## begin Data to process

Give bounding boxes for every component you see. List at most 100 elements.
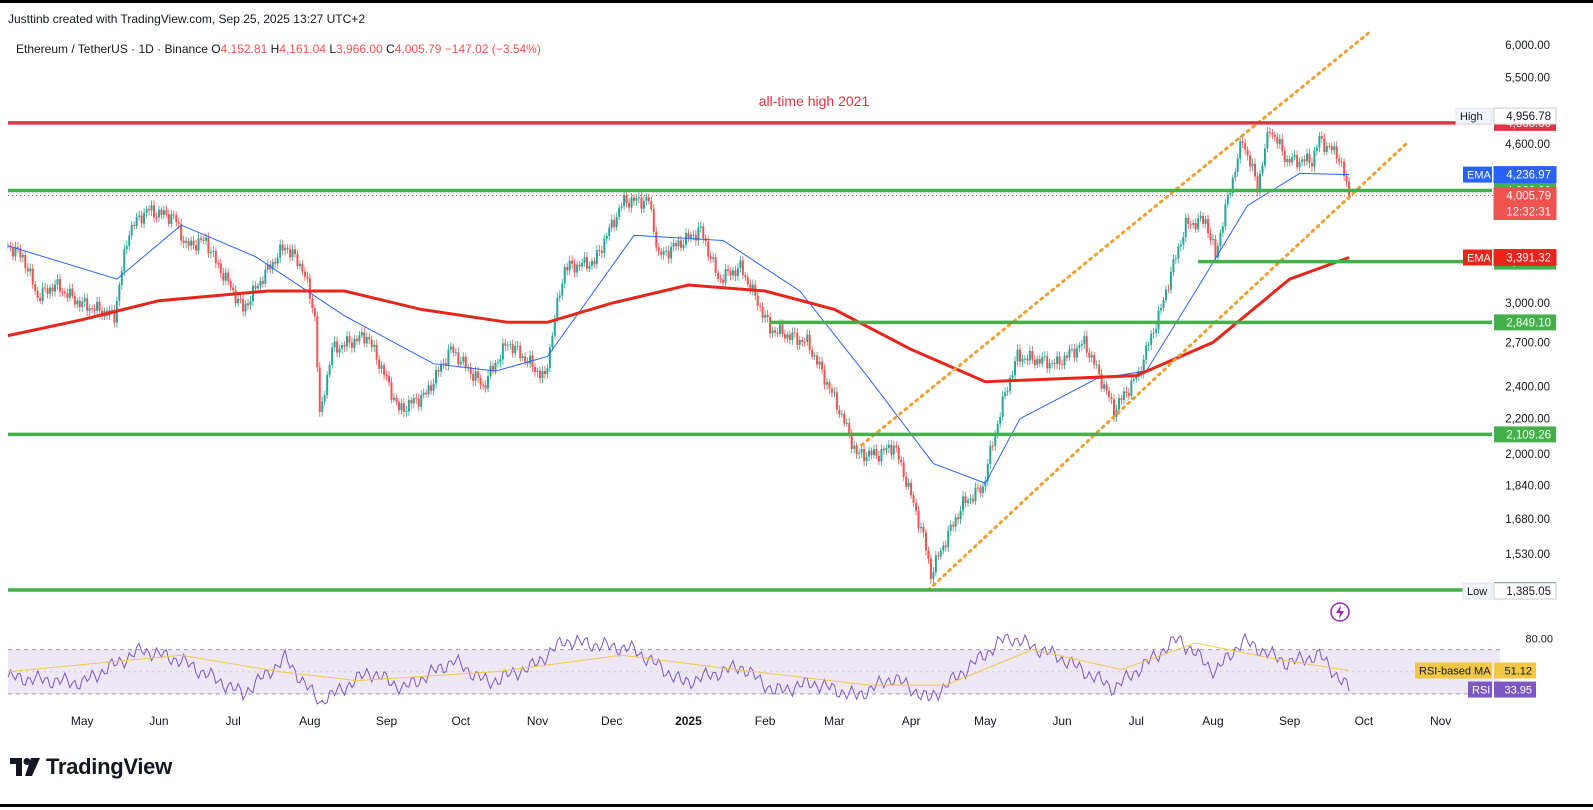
candle-body	[850, 434, 853, 449]
candle-body	[1244, 142, 1247, 150]
candle-body	[499, 359, 502, 363]
candle-body	[756, 295, 759, 306]
candle-body	[1068, 349, 1071, 358]
candle-body	[1216, 246, 1219, 258]
candle-body	[1125, 391, 1128, 394]
candle-body	[1207, 219, 1210, 234]
candle-body	[271, 261, 274, 270]
price-tag-prefix: Low	[1467, 586, 1487, 598]
candle-body	[484, 385, 487, 389]
candle-body	[1172, 259, 1175, 272]
candle-body	[813, 355, 816, 357]
candle-body	[227, 272, 230, 282]
candle-body	[610, 219, 613, 228]
candle-body	[655, 231, 658, 248]
candle-body	[232, 287, 235, 291]
candle-body	[350, 342, 353, 348]
candle-body	[197, 238, 200, 251]
candle-body	[392, 397, 395, 400]
candle-body	[21, 255, 24, 258]
candle-body	[440, 363, 443, 372]
candle-body	[31, 268, 34, 285]
candle-body	[229, 281, 232, 288]
candle-body	[261, 280, 264, 284]
tradingview-logo[interactable]: TradingView	[10, 754, 172, 779]
open-label: O	[211, 42, 220, 56]
candle-body	[835, 392, 838, 410]
candle-body	[786, 334, 789, 339]
candle-body	[665, 250, 668, 252]
candle-body	[1335, 146, 1338, 159]
candle-body	[576, 264, 579, 273]
candle-body	[81, 301, 84, 308]
candle-body	[996, 423, 999, 434]
candle-body	[774, 330, 777, 333]
candle-body	[1214, 239, 1217, 258]
candle-body	[172, 214, 175, 216]
candle-body	[420, 394, 423, 407]
candle-body	[24, 255, 27, 269]
candle-body	[306, 276, 309, 279]
candle-body	[29, 268, 32, 272]
candle-body	[1258, 173, 1261, 193]
candle-body	[529, 355, 532, 364]
candle-body	[459, 361, 462, 365]
candle-body	[548, 347, 551, 369]
candle-body	[138, 215, 141, 217]
candle-body	[944, 545, 947, 548]
candle-body	[464, 356, 467, 368]
time-tick-label: Apr	[902, 714, 921, 728]
candle-body	[1043, 356, 1046, 358]
candle-body	[41, 287, 44, 301]
chart-canvas[interactable]: Ethereum / TetherUS · 1D · Binance O4,15…	[0, 3, 1593, 810]
candle-body	[49, 287, 52, 294]
candle-body	[454, 352, 457, 354]
candle-body	[1231, 177, 1234, 193]
candle-body	[1328, 145, 1331, 147]
candle-body	[1078, 345, 1081, 348]
time-tick-label: May	[71, 714, 94, 728]
lightning-icon	[1330, 602, 1350, 622]
candle-body	[313, 308, 316, 316]
candle-body	[1254, 163, 1257, 177]
candle-body	[326, 374, 329, 396]
candle-body	[1147, 344, 1150, 346]
candle-body	[412, 398, 415, 404]
candle-body	[642, 200, 645, 209]
candle-body	[281, 244, 284, 251]
candle-body	[709, 256, 712, 259]
open-value: 4,152.81	[221, 42, 271, 56]
candle-body	[702, 226, 705, 239]
candle-body	[385, 374, 388, 377]
candle-body	[590, 261, 593, 267]
candle-body	[388, 376, 391, 383]
candle-body	[927, 550, 930, 559]
candle-body	[1303, 159, 1306, 162]
candle-body	[494, 362, 497, 371]
candle-body	[395, 397, 398, 402]
price-tag-bg	[1493, 166, 1557, 184]
candle-body	[962, 496, 965, 511]
time-tick-label: Feb	[755, 714, 776, 728]
candle-body	[1110, 397, 1113, 400]
candle-body	[165, 210, 168, 215]
candle-body	[11, 247, 14, 257]
candle-body	[1340, 161, 1343, 163]
candle-body	[531, 355, 534, 368]
candle-body	[892, 445, 895, 455]
candle-body	[608, 227, 611, 236]
candle-body	[113, 309, 116, 323]
candle-body	[967, 500, 970, 504]
candle-body	[1261, 165, 1264, 174]
candle-body	[296, 254, 299, 267]
candle-body	[365, 336, 368, 344]
candle-body	[355, 338, 358, 342]
candle-body	[524, 356, 527, 362]
candle-body	[833, 392, 836, 394]
candle-body	[301, 263, 304, 272]
candle-body	[19, 248, 22, 258]
candle-body	[214, 250, 217, 264]
candle-body	[353, 338, 356, 348]
candle-body	[276, 257, 279, 264]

## end Data to process

> [Task description] Copy the data above line for line, leaving out the picture.

> [Full solution]
Give bounding boxes for every component you see. List at most 100 elements.
candle-body	[850, 434, 853, 449]
candle-body	[1244, 142, 1247, 150]
candle-body	[499, 359, 502, 363]
candle-body	[756, 295, 759, 306]
candle-body	[1068, 349, 1071, 358]
candle-body	[1216, 246, 1219, 258]
candle-body	[1125, 391, 1128, 394]
candle-body	[1207, 219, 1210, 234]
candle-body	[271, 261, 274, 270]
price-tag-prefix: Low	[1467, 586, 1487, 598]
candle-body	[484, 385, 487, 389]
candle-body	[1172, 259, 1175, 272]
candle-body	[813, 355, 816, 357]
candle-body	[227, 272, 230, 282]
candle-body	[610, 219, 613, 228]
candle-body	[655, 231, 658, 248]
candle-body	[232, 287, 235, 291]
candle-body	[350, 342, 353, 348]
candle-body	[197, 238, 200, 251]
candle-body	[392, 397, 395, 400]
candle-body	[21, 255, 24, 258]
candle-body	[440, 363, 443, 372]
candle-body	[31, 268, 34, 285]
candle-body	[229, 281, 232, 288]
candle-body	[261, 280, 264, 284]
tradingview-logo[interactable]: TradingView	[10, 754, 172, 779]
open-label: O	[211, 42, 220, 56]
candle-body	[835, 392, 838, 410]
candle-body	[786, 334, 789, 339]
candle-body	[665, 250, 668, 252]
candle-body	[1335, 146, 1338, 159]
candle-body	[576, 264, 579, 273]
candle-body	[81, 301, 84, 308]
candle-body	[996, 423, 999, 434]
candle-body	[774, 330, 777, 333]
candle-body	[1214, 239, 1217, 258]
candle-body	[172, 214, 175, 216]
candle-body	[420, 394, 423, 407]
candle-body	[24, 255, 27, 269]
candle-body	[306, 276, 309, 279]
candle-body	[29, 268, 32, 272]
candle-body	[1258, 173, 1261, 193]
candle-body	[529, 355, 532, 364]
candle-body	[459, 361, 462, 365]
candle-body	[548, 347, 551, 369]
candle-body	[138, 215, 141, 217]
candle-body	[944, 545, 947, 548]
candle-body	[464, 356, 467, 368]
time-tick-label: Apr	[902, 714, 921, 728]
candle-body	[1043, 356, 1046, 358]
candle-body	[41, 287, 44, 301]
chart-canvas[interactable]: Ethereum / TetherUS · 1D · Binance O4,15…	[0, 3, 1593, 810]
candle-body	[49, 287, 52, 294]
candle-body	[454, 352, 457, 354]
candle-body	[1231, 177, 1234, 193]
candle-body	[1328, 145, 1331, 147]
candle-body	[1078, 345, 1081, 348]
time-tick-label: May	[71, 714, 94, 728]
lightning-icon	[1330, 602, 1350, 622]
candle-body	[313, 308, 316, 316]
candle-body	[1254, 163, 1257, 177]
candle-body	[326, 374, 329, 396]
candle-body	[1147, 344, 1150, 346]
candle-body	[412, 398, 415, 404]
candle-body	[642, 200, 645, 209]
candle-body	[281, 244, 284, 251]
candle-body	[709, 256, 712, 259]
open-value: 4,152.81	[221, 42, 271, 56]
candle-body	[702, 226, 705, 239]
candle-body	[385, 374, 388, 377]
candle-body	[590, 261, 593, 267]
candle-body	[388, 376, 391, 383]
candle-body	[927, 550, 930, 559]
candle-body	[1303, 159, 1306, 162]
candle-body	[494, 362, 497, 371]
candle-body	[395, 397, 398, 402]
price-tag-bg	[1493, 166, 1557, 184]
candle-body	[962, 496, 965, 511]
time-tick-label: Feb	[755, 714, 776, 728]
candle-body	[1110, 397, 1113, 400]
candle-body	[165, 210, 168, 215]
candle-body	[11, 247, 14, 257]
candle-body	[1340, 161, 1343, 163]
candle-body	[531, 355, 534, 368]
candle-body	[892, 445, 895, 455]
candle-body	[608, 227, 611, 236]
candle-body	[113, 309, 116, 323]
candle-body	[967, 500, 970, 504]
candle-body	[1261, 165, 1264, 174]
candle-body	[296, 254, 299, 267]
candle-body	[365, 336, 368, 344]
candle-body	[355, 338, 358, 342]
candle-body	[524, 356, 527, 362]
candle-body	[833, 392, 836, 394]
candle-body	[301, 263, 304, 272]
candle-body	[19, 248, 22, 258]
candle-body	[214, 250, 217, 264]
candle-body	[353, 338, 356, 348]
candle-body	[276, 257, 279, 264]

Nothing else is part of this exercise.